> YOUR TASK
Look through the listing for the word "Wireless". Copy each line that has it.

==== LISTING

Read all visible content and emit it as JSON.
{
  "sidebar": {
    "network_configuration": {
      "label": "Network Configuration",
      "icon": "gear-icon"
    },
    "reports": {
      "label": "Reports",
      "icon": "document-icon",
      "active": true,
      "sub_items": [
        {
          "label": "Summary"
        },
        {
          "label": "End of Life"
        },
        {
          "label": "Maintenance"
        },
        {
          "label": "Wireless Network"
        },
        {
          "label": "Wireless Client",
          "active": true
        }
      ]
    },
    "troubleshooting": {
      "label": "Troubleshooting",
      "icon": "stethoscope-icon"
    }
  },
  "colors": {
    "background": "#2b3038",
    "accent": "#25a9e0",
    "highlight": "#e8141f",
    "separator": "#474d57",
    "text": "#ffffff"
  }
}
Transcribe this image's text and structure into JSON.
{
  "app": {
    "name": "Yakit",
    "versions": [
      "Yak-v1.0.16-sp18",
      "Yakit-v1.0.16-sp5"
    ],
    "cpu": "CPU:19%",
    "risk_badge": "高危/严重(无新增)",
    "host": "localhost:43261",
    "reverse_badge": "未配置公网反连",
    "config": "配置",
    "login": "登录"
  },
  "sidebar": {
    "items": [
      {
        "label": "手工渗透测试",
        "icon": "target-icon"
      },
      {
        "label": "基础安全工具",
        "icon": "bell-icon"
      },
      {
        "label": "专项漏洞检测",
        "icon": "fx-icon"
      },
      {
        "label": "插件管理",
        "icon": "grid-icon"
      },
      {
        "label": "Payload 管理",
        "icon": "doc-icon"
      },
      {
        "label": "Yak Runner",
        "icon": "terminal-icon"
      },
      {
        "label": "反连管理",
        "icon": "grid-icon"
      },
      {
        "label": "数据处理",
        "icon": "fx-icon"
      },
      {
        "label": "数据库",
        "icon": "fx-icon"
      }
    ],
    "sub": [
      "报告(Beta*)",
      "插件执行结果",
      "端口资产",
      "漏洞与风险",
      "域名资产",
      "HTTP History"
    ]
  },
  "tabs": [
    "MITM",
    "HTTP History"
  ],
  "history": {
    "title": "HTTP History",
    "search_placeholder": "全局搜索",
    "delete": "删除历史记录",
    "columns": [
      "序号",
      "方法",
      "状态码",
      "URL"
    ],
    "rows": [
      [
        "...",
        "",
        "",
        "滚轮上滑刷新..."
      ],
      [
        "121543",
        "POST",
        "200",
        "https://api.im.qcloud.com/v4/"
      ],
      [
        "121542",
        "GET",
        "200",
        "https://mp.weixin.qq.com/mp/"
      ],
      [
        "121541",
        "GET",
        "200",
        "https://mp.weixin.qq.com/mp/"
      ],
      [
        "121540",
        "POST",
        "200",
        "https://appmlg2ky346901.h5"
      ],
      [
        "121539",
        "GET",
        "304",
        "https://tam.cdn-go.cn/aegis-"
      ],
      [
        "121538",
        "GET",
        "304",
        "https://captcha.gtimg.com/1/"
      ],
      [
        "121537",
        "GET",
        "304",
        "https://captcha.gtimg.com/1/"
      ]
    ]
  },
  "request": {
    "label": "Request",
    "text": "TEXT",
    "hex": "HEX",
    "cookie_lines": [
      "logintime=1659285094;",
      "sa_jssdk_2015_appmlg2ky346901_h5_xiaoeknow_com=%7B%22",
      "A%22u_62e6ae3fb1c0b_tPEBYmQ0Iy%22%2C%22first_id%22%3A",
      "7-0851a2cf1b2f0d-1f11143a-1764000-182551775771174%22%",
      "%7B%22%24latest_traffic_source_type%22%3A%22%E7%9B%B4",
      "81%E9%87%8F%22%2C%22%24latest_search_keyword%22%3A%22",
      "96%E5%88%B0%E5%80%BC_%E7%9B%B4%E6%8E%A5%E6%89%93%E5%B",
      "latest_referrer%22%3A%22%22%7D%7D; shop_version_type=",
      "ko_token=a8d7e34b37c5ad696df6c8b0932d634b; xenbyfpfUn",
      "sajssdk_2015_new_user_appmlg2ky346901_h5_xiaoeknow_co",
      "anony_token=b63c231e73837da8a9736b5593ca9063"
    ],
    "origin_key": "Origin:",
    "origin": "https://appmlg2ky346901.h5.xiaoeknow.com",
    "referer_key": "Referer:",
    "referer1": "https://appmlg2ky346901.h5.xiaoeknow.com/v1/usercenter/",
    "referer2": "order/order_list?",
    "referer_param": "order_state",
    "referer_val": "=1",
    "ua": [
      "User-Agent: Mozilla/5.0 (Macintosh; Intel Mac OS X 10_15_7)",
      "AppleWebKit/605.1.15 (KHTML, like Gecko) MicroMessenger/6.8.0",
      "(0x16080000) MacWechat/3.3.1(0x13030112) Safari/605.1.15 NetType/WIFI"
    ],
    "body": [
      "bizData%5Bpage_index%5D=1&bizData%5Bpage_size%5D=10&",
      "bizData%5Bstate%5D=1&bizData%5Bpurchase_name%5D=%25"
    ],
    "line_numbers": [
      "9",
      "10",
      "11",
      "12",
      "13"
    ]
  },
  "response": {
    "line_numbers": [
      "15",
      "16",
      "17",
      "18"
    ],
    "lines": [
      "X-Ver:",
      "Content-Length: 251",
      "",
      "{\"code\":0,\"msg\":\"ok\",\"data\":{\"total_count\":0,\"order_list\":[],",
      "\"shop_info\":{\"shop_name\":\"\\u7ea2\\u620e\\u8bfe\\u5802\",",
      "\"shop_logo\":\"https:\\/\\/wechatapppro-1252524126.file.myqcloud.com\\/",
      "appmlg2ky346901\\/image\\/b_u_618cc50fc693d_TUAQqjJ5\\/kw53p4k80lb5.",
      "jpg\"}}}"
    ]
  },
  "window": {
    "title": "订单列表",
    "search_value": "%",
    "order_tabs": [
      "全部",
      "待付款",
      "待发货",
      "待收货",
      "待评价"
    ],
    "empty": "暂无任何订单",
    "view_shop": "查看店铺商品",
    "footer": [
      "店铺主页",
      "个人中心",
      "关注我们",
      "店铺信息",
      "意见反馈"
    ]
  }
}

========

> REPLY TO THE EXERCISE
          "label": "Wireless Network"
          "label": "Wireless Client",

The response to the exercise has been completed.